▶ [Short exercise]:
Gather from the material every line that contains the string "今天早晨".

▶ [Raw records]:
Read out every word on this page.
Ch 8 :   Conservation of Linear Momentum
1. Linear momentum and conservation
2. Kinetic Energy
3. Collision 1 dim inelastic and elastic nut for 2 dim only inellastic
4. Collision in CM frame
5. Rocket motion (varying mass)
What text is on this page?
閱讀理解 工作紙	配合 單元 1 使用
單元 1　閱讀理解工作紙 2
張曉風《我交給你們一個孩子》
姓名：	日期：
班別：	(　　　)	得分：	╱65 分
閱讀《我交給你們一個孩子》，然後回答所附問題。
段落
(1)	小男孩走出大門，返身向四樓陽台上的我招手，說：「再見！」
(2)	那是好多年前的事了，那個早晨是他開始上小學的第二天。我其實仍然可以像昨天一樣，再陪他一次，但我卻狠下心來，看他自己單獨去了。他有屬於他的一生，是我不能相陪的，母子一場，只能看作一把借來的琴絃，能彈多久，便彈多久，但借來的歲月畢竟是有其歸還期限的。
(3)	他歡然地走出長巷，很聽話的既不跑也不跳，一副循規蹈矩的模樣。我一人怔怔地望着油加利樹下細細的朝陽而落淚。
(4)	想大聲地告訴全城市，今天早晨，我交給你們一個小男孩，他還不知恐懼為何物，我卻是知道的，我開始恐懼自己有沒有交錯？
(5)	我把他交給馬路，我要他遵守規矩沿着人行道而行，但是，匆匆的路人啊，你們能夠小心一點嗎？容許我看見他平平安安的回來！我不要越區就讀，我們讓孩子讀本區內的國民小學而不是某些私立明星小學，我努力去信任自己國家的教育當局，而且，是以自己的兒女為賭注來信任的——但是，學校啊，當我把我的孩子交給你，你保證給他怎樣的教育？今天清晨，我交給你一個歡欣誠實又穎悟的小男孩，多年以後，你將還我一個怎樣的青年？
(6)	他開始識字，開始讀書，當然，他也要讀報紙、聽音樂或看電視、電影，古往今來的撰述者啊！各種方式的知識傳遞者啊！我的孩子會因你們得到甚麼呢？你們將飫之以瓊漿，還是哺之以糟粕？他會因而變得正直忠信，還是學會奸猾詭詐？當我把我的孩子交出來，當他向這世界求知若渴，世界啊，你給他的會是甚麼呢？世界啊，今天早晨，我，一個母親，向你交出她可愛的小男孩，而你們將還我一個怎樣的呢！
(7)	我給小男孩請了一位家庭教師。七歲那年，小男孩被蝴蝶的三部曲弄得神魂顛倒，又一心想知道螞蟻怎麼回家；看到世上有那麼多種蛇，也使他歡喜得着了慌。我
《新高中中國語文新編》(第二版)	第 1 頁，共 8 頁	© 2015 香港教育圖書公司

▶ [Answer in full]:
(4)	想大聲地告訴全城市，今天早晨，我交給你們一個小男孩，他還不知恐懼為何物，我卻是知道的，我開始恐懼自己有沒有交錯？
(6)	他開始識字，開始讀書，當然，他也要讀報紙、聽音樂或看電視、電影，古往今來的撰述者啊！各種方式的知識傳遞者啊！我的孩子會因你們得到甚麼呢？你們將飫之以瓊漿，還是哺之以糟粕？他會因而變得正直忠信，還是學會奸猾詭詐？當我把我的孩子交出來，當他向這世界求知若渴，世界啊，你給他的會是甚麼呢？世界啊，今天早晨，我，一個母親，向你交出她可愛的小男孩，而你們將還我一個怎樣的呢！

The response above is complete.